**Material for this task**.
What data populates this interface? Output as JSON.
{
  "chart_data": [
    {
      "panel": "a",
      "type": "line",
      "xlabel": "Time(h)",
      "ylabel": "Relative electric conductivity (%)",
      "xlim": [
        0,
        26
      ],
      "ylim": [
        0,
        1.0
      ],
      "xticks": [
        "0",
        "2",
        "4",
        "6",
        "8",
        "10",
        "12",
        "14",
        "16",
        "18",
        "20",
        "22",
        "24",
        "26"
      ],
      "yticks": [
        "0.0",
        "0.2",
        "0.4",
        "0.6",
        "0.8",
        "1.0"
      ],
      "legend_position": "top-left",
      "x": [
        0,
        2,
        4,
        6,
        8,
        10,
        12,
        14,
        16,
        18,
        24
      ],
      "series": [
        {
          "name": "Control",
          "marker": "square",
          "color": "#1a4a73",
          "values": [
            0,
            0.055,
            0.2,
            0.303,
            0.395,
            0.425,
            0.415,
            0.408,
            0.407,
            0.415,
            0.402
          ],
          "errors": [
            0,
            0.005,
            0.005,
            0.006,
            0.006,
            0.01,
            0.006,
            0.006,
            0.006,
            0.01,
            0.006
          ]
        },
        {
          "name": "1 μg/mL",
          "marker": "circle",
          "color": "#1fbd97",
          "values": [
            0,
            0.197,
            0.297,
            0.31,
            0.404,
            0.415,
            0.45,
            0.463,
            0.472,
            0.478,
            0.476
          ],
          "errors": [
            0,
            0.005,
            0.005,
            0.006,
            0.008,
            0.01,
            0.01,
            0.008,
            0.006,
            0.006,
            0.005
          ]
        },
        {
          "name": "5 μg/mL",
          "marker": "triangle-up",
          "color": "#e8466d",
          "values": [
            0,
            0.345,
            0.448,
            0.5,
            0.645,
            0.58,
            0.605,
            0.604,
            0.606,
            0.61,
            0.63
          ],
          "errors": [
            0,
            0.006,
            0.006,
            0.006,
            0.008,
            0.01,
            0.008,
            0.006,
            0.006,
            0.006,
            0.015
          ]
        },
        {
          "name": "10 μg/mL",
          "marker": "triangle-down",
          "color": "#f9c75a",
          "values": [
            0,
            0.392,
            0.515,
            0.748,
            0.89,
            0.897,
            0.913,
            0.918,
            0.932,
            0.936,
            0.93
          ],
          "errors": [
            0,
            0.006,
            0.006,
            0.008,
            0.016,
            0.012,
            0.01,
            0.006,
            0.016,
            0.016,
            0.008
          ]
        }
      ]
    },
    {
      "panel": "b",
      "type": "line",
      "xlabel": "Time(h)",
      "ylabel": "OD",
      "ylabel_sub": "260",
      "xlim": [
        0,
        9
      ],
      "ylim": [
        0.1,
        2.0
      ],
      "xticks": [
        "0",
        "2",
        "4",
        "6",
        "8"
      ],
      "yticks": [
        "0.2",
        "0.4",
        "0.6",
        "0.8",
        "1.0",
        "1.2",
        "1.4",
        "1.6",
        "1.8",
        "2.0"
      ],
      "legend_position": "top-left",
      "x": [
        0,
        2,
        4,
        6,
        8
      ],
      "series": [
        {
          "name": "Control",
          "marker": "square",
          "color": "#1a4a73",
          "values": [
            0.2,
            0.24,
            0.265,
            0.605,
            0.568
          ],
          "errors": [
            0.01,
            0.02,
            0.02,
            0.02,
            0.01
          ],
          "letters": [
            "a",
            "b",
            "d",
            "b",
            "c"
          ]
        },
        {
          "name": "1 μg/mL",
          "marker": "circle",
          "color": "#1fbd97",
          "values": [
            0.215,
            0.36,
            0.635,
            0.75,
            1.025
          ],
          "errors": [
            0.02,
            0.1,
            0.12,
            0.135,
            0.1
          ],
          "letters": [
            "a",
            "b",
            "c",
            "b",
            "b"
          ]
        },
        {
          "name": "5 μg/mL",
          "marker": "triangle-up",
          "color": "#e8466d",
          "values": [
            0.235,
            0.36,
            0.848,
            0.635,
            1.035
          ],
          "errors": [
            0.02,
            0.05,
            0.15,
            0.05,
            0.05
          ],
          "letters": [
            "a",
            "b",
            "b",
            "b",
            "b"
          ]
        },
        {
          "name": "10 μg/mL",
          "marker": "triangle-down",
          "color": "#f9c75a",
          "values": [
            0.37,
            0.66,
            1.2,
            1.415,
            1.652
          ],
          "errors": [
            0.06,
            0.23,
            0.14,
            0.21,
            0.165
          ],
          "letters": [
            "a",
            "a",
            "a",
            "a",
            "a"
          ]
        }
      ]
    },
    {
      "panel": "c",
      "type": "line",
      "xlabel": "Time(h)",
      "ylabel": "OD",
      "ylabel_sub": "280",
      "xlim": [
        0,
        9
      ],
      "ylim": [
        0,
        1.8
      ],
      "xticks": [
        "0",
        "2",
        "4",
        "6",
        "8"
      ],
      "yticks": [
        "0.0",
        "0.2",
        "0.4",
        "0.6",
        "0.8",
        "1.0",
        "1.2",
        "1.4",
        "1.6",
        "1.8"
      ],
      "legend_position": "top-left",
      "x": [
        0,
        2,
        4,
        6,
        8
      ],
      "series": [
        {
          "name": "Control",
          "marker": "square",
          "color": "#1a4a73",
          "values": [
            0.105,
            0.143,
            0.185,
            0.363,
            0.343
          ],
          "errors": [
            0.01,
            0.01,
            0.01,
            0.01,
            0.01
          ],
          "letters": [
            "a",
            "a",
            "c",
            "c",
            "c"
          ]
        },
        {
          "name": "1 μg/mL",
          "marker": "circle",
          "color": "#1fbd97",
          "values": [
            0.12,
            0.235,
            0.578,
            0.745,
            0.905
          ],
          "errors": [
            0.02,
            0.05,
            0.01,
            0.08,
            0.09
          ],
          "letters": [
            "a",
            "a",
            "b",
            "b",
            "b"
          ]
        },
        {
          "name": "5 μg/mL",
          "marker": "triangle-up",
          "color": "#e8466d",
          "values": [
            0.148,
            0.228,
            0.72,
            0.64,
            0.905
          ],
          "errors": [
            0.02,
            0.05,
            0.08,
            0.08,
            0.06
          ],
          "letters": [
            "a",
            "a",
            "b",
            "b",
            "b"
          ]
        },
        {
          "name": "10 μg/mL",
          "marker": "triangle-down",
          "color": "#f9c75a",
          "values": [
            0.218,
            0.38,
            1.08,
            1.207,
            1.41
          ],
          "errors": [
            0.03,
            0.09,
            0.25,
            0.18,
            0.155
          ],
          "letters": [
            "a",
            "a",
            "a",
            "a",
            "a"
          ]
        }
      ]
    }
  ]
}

**Task requirements**.
Every line above needs to be retyped exactly.

**Right answer**.
What data populates this interface? Output as JSON.
{
  "chart_data": [
    {
      "panel": "a",
      "type": "line",
      "xlabel": "Time(h)",
      "ylabel": "Relative electric conductivity (%)",
      "xlim": [
        0,
        26
      ],
      "ylim": [
        0,
        1.0
      ],
      "xticks": [
        "0",
        "2",
        "4",
        "6",
        "8",
        "10",
        "12",
        "14",
        "16",
        "18",
        "20",
        "22",
        "24",
        "26"
      ],
      "yticks": [
        "0.0",
        "0.2",
        "0.4",
        "0.6",
        "0.8",
        "1.0"
      ],
      "legend_position": "top-left",
      "x": [
        0,
        2,
        4,
        6,
        8,
        10,
        12,
        14,
        16,
        18,
        24
      ],
      "series": [
        {
          "name": "Control",
          "marker": "square",
          "color": "#1a4a73",
          "values": [
            0,
            0.055,
            0.2,
            0.303,
            0.395,
            0.425,
            0.415,
            0.408,
            0.407,
            0.415,
            0.402
          ],
          "errors": [
            0,
            0.005,
            0.005,
            0.006,
            0.006,
            0.01,
            0.006,
            0.006,
            0.006,
            0.01,
            0.006
          ]
        },
        {
          "name": "1 μg/mL",
          "marker": "circle",
          "color": "#1fbd97",
          "values": [
            0,
            0.197,
            0.297,
            0.31,
            0.404,
            0.415,
            0.45,
            0.463,
            0.472,
            0.478,
            0.476
          ],
          "errors": [
            0,
            0.005,
            0.005,
            0.006,
            0.008,
            0.01,
            0.01,
            0.008,
            0.006,
            0.006,
            0.005
          ]
        },
        {
          "name": "5 μg/mL",
          "marker": "triangle-up",
          "color": "#e8466d",
          "values": [
            0,
            0.345,
            0.448,
            0.5,
            0.645,
            0.58,
            0.605,
            0.604,
            0.606,
            0.61,
            0.63
          ],
          "errors": [
            0,
            0.006,
            0.006,
            0.006,
            0.008,
            0.01,
            0.008,
            0.006,
            0.006,
            0.006,
            0.015
          ]
        },
        {
          "name": "10 μg/mL",
          "marker": "triangle-down",
          "color": "#f9c75a",
          "values": [
            0,
            0.392,
            0.515,
            0.748,
            0.89,
            0.897,
            0.913,
            0.918,
            0.932,
            0.936,
            0.93
          ],
          "errors": [
            0,
            0.006,
            0.006,
            0.008,
            0.016,
            0.012,
            0.01,
            0.006,
            0.016,
            0.016,
            0.008
          ]
        }
      ]
    },
    {
      "panel": "b",
      "type": "line",
      "xlabel": "Time(h)",
      "ylabel": "OD",
      "ylabel_sub": "260",
      "xlim": [
        0,
        9
      ],
      "ylim": [
        0.1,
        2.0
      ],
      "xticks": [
        "0",
        "2",
        "4",
        "6",
        "8"
      ],
      "yticks": [
        "0.2",
        "0.4",
        "0.6",
        "0.8",
        "1.0",
        "1.2",
        "1.4",
        "1.6",
        "1.8",
        "2.0"
      ],
      "legend_position": "top-left",
      "x": [
        0,
        2,
        4,
        6,
        8
      ],
      "series": [
        {
          "name": "Control",
          "marker": "square",
          "color": "#1a4a73",
          "values": [
            0.2,
            0.24,
            0.265,
            0.605,
            0.568
          ],
          "errors": [
            0.01,
            0.02,
            0.02,
            0.02,
            0.01
          ],
          "letters": [
            "a",
            "b",
            "d",
            "b",
            "c"
          ]
        },
        {
          "name": "1 μg/mL",
          "marker": "circle",
          "color": "#1fbd97",
          "values": [
            0.215,
            0.36,
            0.635,
            0.75,
            1.025
          ],
          "errors": [
            0.02,
            0.1,
            0.12,
            0.135,
            0.1
          ],
          "letters": [
            "a",
            "b",
            "c",
            "b",
            "b"
          ]
        },
        {
          "name": "5 μg/mL",
          "marker": "triangle-up",
          "color": "#e8466d",
          "values": [
            0.235,
            0.36,
            0.848,
            0.635,
            1.035
          ],
          "errors": [
            0.02,
            0.05,
            0.15,
            0.05,
            0.05
          ],
          "letters": [
            "a",
            "b",
            "b",
            "b",
            "b"
          ]
        },
        {
          "name": "10 μg/mL",
          "marker": "triangle-down",
          "color": "#f9c75a",
          "values": [
            0.37,
            0.66,
            1.2,
            1.415,
            1.652
          ],
          "errors": [
            0.06,
            0.23,
            0.14,
            0.21,
            0.165
          ],
          "letters": [
            "a",
            "a",
            "a",
            "a",
            "a"
          ]
        }
      ]
    },
    {
      "panel": "c",
      "type": "line",
      "xlabel": "Time(h)",
      "ylabel": "OD",
      "ylabel_sub": "280",
      "xlim": [
        0,
        9
      ],
      "ylim": [
        0,
        1.8
      ],
      "xticks": [
        "0",
        "2",
        "4",
        "6",
        "8"
      ],
      "yticks": [
        "0.0",
        "0.2",
        "0.4",
        "0.6",
        "0.8",
        "1.0",
        "1.2",
        "1.4",
        "1.6",
        "1.8"
      ],
      "legend_position": "top-left",
      "x": [
        0,
        2,
        4,
        6,
        8
      ],
      "series": [
        {
          "name": "Control",
          "marker": "square",
          "color": "#1a4a73",
          "values": [
            0.105,
            0.143,
            0.185,
            0.363,
            0.343
          ],
          "errors": [
            0.01,
            0.01,
            0.01,
            0.01,
            0.01
          ],
          "letters": [
            "a",
            "a",
            "c",
            "c",
            "c"
          ]
        },
        {
          "name": "1 μg/mL",
          "marker": "circle",
          "color": "#1fbd97",
          "values": [
            0.12,
            0.235,
            0.578,
            0.745,
            0.905
          ],
          "errors": [
            0.02,
            0.05,
            0.01,
            0.08,
            0.09
          ],
          "letters": [
            "a",
            "a",
            "b",
            "b",
            "b"
          ]
        },
        {
          "name": "5 μg/mL",
          "marker": "triangle-up",
          "color": "#e8466d",
          "values": [
            0.148,
            0.228,
            0.72,
            0.64,
            0.905
          ],
          "errors": [
            0.02,
            0.05,
            0.08,
            0.08,
            0.06
          ],
          "letters": [
            "a",
            "a",
            "b",
            "b",
            "b"
          ]
        },
        {
          "name": "10 μg/mL",
          "marker": "triangle-down",
          "color": "#f9c75a",
          "values": [
            0.218,
            0.38,
            1.08,
            1.207,
            1.41
          ],
          "errors": [
            0.03,
            0.09,
            0.25,
            0.18,
            0.155
          ],
          "letters": [
            "a",
            "a",
            "a",
            "a",
            "a"
          ]
        }
      ]
    }
  ]
}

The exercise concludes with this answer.